(Data items)
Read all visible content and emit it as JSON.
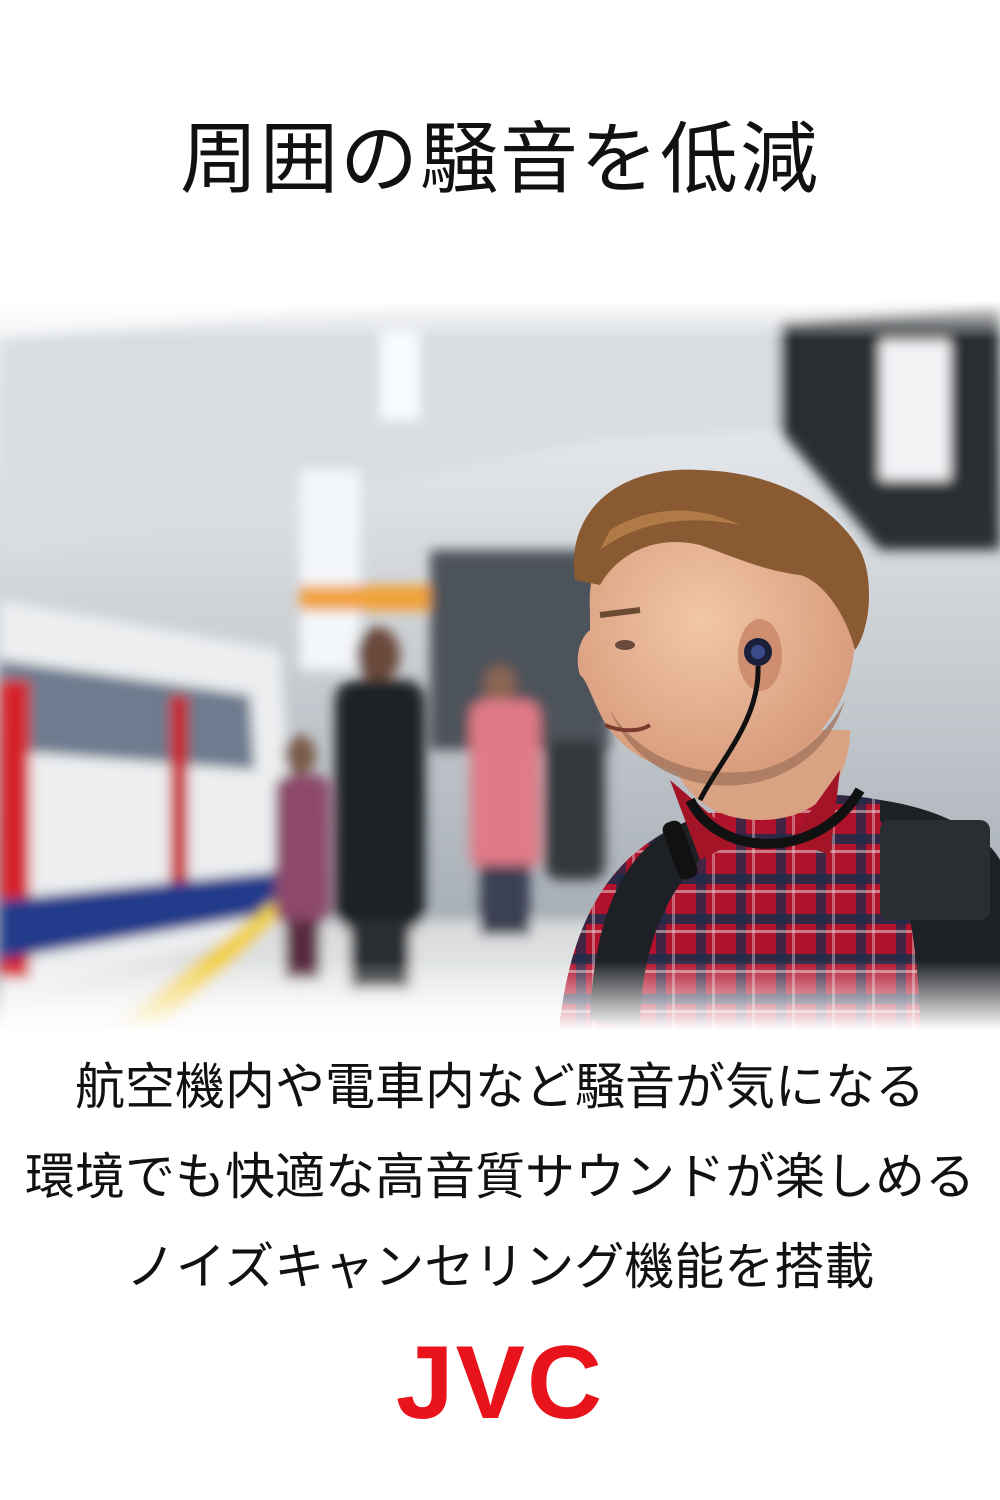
{
  "headline": "周囲の騒音を低減",
  "description": {
    "lines": [
      "航空機内や電車内など騒音が気になる",
      "環境でも快適な高音質サウンドが楽しめる",
      "ノイズキャンセリング機能を搭載"
    ]
  },
  "brand": {
    "logo_text": "JVC",
    "logo_color": "#e8131b"
  },
  "photo": {
    "subject_icon": "man-with-earphones-photo"
  }
}
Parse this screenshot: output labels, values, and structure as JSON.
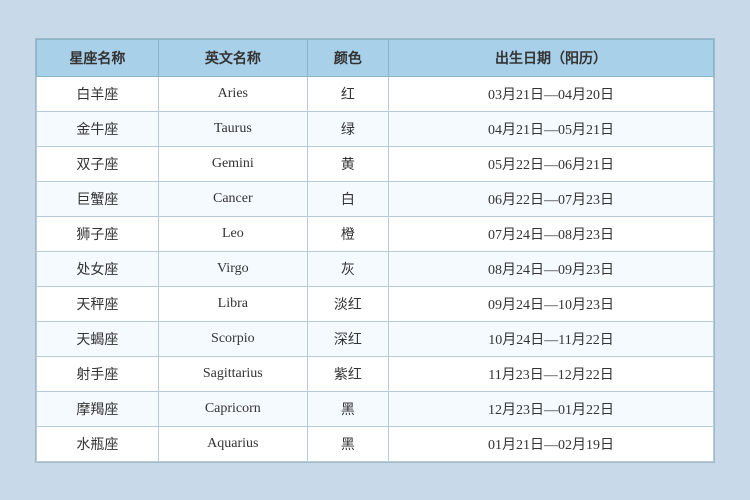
{
  "table": {
    "headers": [
      "星座名称",
      "英文名称",
      "颜色",
      "出生日期（阳历）"
    ],
    "rows": [
      {
        "zh": "白羊座",
        "en": "Aries",
        "color": "红",
        "date": "03月21日—04月20日"
      },
      {
        "zh": "金牛座",
        "en": "Taurus",
        "color": "绿",
        "date": "04月21日—05月21日"
      },
      {
        "zh": "双子座",
        "en": "Gemini",
        "color": "黄",
        "date": "05月22日—06月21日"
      },
      {
        "zh": "巨蟹座",
        "en": "Cancer",
        "color": "白",
        "date": "06月22日—07月23日"
      },
      {
        "zh": "狮子座",
        "en": "Leo",
        "color": "橙",
        "date": "07月24日—08月23日"
      },
      {
        "zh": "处女座",
        "en": "Virgo",
        "color": "灰",
        "date": "08月24日—09月23日"
      },
      {
        "zh": "天秤座",
        "en": "Libra",
        "color": "淡红",
        "date": "09月24日—10月23日"
      },
      {
        "zh": "天蝎座",
        "en": "Scorpio",
        "color": "深红",
        "date": "10月24日—11月22日"
      },
      {
        "zh": "射手座",
        "en": "Sagittarius",
        "color": "紫红",
        "date": "11月23日—12月22日"
      },
      {
        "zh": "摩羯座",
        "en": "Capricorn",
        "color": "黑",
        "date": "12月23日—01月22日"
      },
      {
        "zh": "水瓶座",
        "en": "Aquarius",
        "color": "黑",
        "date": "01月21日—02月19日"
      }
    ]
  }
}
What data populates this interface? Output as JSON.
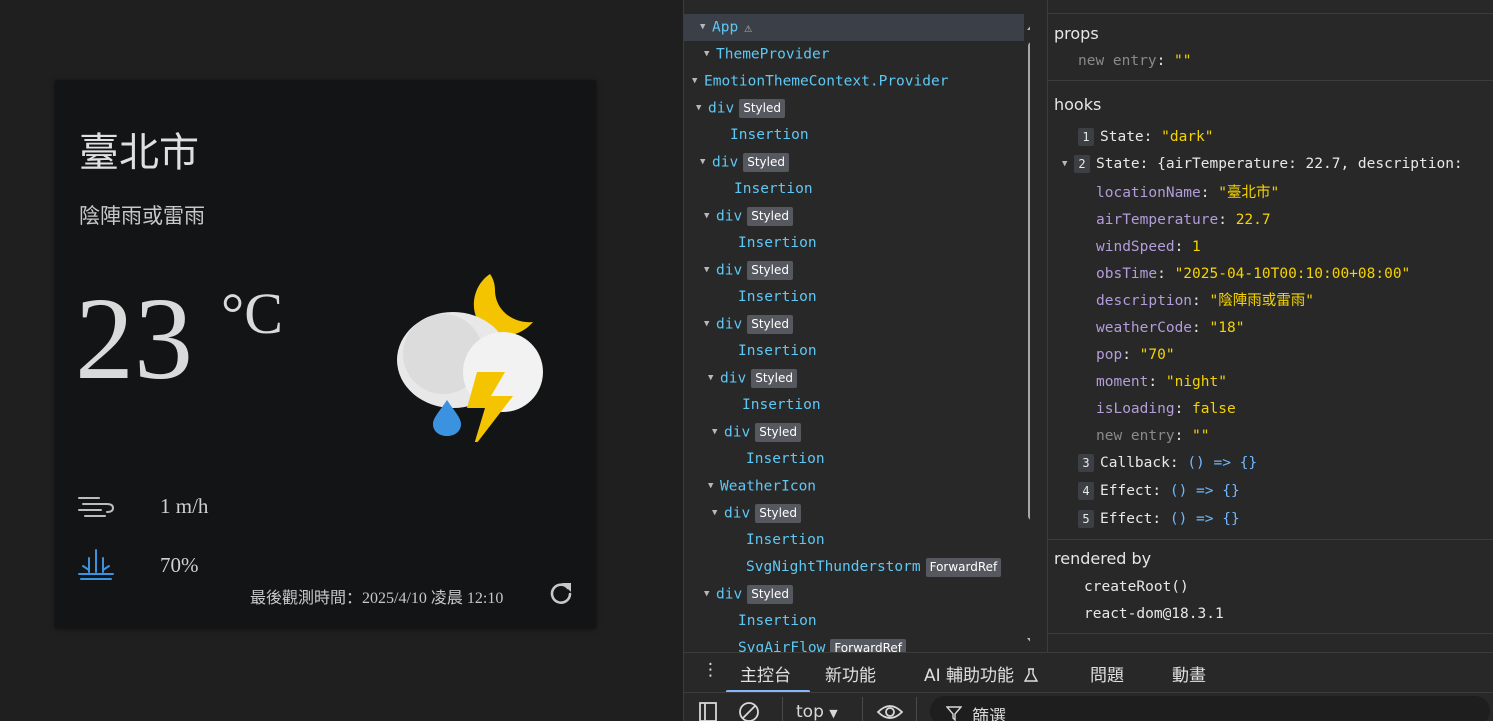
{
  "weather_card": {
    "city": "臺北市",
    "description": "陰陣雨或雷雨",
    "temperature": "23",
    "unit": "°C",
    "wind": "1 m/h",
    "rain": "70%",
    "observed": "最後觀測時間：2025/4/10 凌晨 12:10"
  },
  "tree": {
    "rows": [
      {
        "label": "App",
        "badge": ""
      },
      {
        "label": "ThemeProvider",
        "badge": ""
      },
      {
        "label": "EmotionThemeContext.Provider",
        "badge": ""
      },
      {
        "label": "div",
        "badge": "Styled"
      },
      {
        "label": "Insertion",
        "badge": ""
      },
      {
        "label": "div",
        "badge": "Styled"
      },
      {
        "label": "Insertion",
        "badge": ""
      },
      {
        "label": "div",
        "badge": "Styled"
      },
      {
        "label": "Insertion",
        "badge": ""
      },
      {
        "label": "div",
        "badge": "Styled"
      },
      {
        "label": "Insertion",
        "badge": ""
      },
      {
        "label": "div",
        "badge": "Styled"
      },
      {
        "label": "Insertion",
        "badge": ""
      },
      {
        "label": "div",
        "badge": "Styled"
      },
      {
        "label": "Insertion",
        "badge": ""
      },
      {
        "label": "div",
        "badge": "Styled"
      },
      {
        "label": "Insertion",
        "badge": ""
      },
      {
        "label": "WeatherIcon",
        "badge": ""
      },
      {
        "label": "div",
        "badge": "Styled"
      },
      {
        "label": "Insertion",
        "badge": ""
      },
      {
        "label": "SvgNightThunderstorm",
        "badge": "ForwardRef"
      },
      {
        "label": "div",
        "badge": "Styled"
      },
      {
        "label": "Insertion",
        "badge": ""
      },
      {
        "label": "SvgAirFlow",
        "badge": "ForwardRef"
      }
    ]
  },
  "props": {
    "title": "props",
    "new_entry_key": "new entry",
    "new_entry_val": "\"\""
  },
  "hooks": {
    "title": "hooks",
    "h1_label": "State:",
    "h1_val": "\"dark\"",
    "h2_label": "State:",
    "h2_val": "{airTemperature: 22.7, description:",
    "fields": [
      {
        "k": "locationName",
        "v": "\"臺北市\""
      },
      {
        "k": "airTemperature",
        "v": "22.7"
      },
      {
        "k": "windSpeed",
        "v": "1"
      },
      {
        "k": "obsTime",
        "v": "\"2025-04-10T00:10:00+08:00\""
      },
      {
        "k": "description",
        "v": "\"陰陣雨或雷雨\""
      },
      {
        "k": "weatherCode",
        "v": "\"18\""
      },
      {
        "k": "pop",
        "v": "\"70\""
      },
      {
        "k": "moment",
        "v": "\"night\""
      },
      {
        "k": "isLoading",
        "v": "false"
      }
    ],
    "new_entry_key": "new entry",
    "new_entry_val": "\"\"",
    "h3_label": "Callback:",
    "h4_label": "Effect:",
    "h5_label": "Effect:",
    "fn_val": "() => {}"
  },
  "rendered_by": {
    "title": "rendered by",
    "items": [
      "createRoot()",
      "react-dom@18.3.1"
    ]
  },
  "drawer": {
    "tabs": [
      "主控台",
      "新功能",
      "AI 輔助功能",
      "問題",
      "動畫"
    ],
    "context": "top",
    "filter": "篩選"
  }
}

> Aim of the task: Without the pictures, restate all of the entries above verbatim.

> Reply:
Read all visible content and emit it as JSON.
{
  "headline": "周囲の騒音を低減",
  "description": {
    "lines": [
      "航空機内や電車内など騒音が気になる",
      "環境でも快適な高音質サウンドが楽しめる",
      "ノイズキャンセリング機能を搭載"
    ]
  },
  "brand": {
    "logo_text": "JVC",
    "logo_color": "#e8131b"
  },
  "photo": {
    "subject_icon": "man-with-earphones-photo"
  }
}
Parse this screenshot: output labels, values, and structure as JSON.
{
  "table": {
    "headers": [
      "星座名称",
      "英文名称",
      "颜色",
      "出生日期（阳历）"
    ],
    "rows": [
      {
        "zh": "白羊座",
        "en": "Aries",
        "color": "红",
        "date": "03月21日—04月20日"
      },
      {
        "zh": "金牛座",
        "en": "Taurus",
        "color": "绿",
        "date": "04月21日—05月21日"
      },
      {
        "zh": "双子座",
        "en": "Gemini",
        "color": "黄",
        "date": "05月22日—06月21日"
      },
      {
        "zh": "巨蟹座",
        "en": "Cancer",
        "color": "白",
        "date": "06月22日—07月23日"
      },
      {
        "zh": "狮子座",
        "en": "Leo",
        "color": "橙",
        "date": "07月24日—08月23日"
      },
      {
        "zh": "处女座",
        "en": "Virgo",
        "color": "灰",
        "date": "08月24日—09月23日"
      },
      {
        "zh": "天秤座",
        "en": "Libra",
        "color": "淡红",
        "date": "09月24日—10月23日"
      },
      {
        "zh": "天蝎座",
        "en": "Scorpio",
        "color": "深红",
        "date": "10月24日—11月22日"
      },
      {
        "zh": "射手座",
        "en": "Sagittarius",
        "color": "紫红",
        "date": "11月23日—12月22日"
      },
      {
        "zh": "摩羯座",
        "en": "Capricorn",
        "color": "黑",
        "date": "12月23日—01月22日"
      },
      {
        "zh": "水瓶座",
        "en": "Aquarius",
        "color": "黑",
        "date": "01月21日—02月19日"
      }
    ]
  }
}
What data populates this interface? Output as JSON.
{
  "weather_card": {
    "city": "臺北市",
    "description": "陰陣雨或雷雨",
    "temperature": "23",
    "unit": "°C",
    "wind": "1 m/h",
    "rain": "70%",
    "observed": "最後觀測時間：2025/4/10 凌晨 12:10"
  },
  "tree": {
    "rows": [
      {
        "label": "App",
        "badge": ""
      },
      {
        "label": "ThemeProvider",
        "badge": ""
      },
      {
        "label": "EmotionThemeContext.Provider",
        "badge": ""
      },
      {
        "label": "div",
        "badge": "Styled"
      },
      {
        "label": "Insertion",
        "badge": ""
      },
      {
        "label": "div",
        "badge": "Styled"
      },
      {
        "label": "Insertion",
        "badge": ""
      },
      {
        "label": "div",
        "badge": "Styled"
      },
      {
        "label": "Insertion",
        "badge": ""
      },
      {
        "label": "div",
        "badge": "Styled"
      },
      {
        "label": "Insertion",
        "badge": ""
      },
      {
        "label": "div",
        "badge": "Styled"
      },
      {
        "label": "Insertion",
        "badge": ""
      },
      {
        "label": "div",
        "badge": "Styled"
      },
      {
        "label": "Insertion",
        "badge": ""
      },
      {
        "label": "div",
        "badge": "Styled"
      },
      {
        "label": "Insertion",
        "badge": ""
      },
      {
        "label": "WeatherIcon",
        "badge": ""
      },
      {
        "label": "div",
        "badge": "Styled"
      },
      {
        "label": "Insertion",
        "badge": ""
      },
      {
        "label": "SvgNightThunderstorm",
        "badge": "ForwardRef"
      },
      {
        "label": "div",
        "badge": "Styled"
      },
      {
        "label": "Insertion",
        "badge": ""
      },
      {
        "label": "SvgAirFlow",
        "badge": "ForwardRef"
      }
    ]
  },
  "props": {
    "title": "props",
    "new_entry_key": "new entry",
    "new_entry_val": "\"\""
  },
  "hooks": {
    "title": "hooks",
    "h1_label": "State:",
    "h1_val": "\"dark\"",
    "h2_label": "State:",
    "h2_val": "{airTemperature: 22.7, description:",
    "fields": [
      {
        "k": "locationName",
        "v": "\"臺北市\""
      },
      {
        "k": "airTemperature",
        "v": "22.7"
      },
      {
        "k": "windSpeed",
        "v": "1"
      },
      {
        "k": "obsTime",
        "v": "\"2025-04-10T00:10:00+08:00\""
      },
      {
        "k": "description",
        "v": "\"陰陣雨或雷雨\""
      },
      {
        "k": "weatherCode",
        "v": "\"18\""
      },
      {
        "k": "pop",
        "v": "\"70\""
      },
      {
        "k": "moment",
        "v": "\"night\""
      },
      {
        "k": "isLoading",
        "v": "false"
      }
    ],
    "new_entry_key": "new entry",
    "new_entry_val": "\"\"",
    "h3_label": "Callback:",
    "h4_label": "Effect:",
    "h5_label": "Effect:",
    "fn_val": "() => {}"
  },
  "rendered_by": {
    "title": "rendered by",
    "items": [
      "createRoot()",
      "react-dom@18.3.1"
    ]
  },
  "drawer": {
    "tabs": [
      "主控台",
      "新功能",
      "AI 輔助功能",
      "問題",
      "動畫"
    ],
    "context": "top",
    "filter": "篩選"
  }
}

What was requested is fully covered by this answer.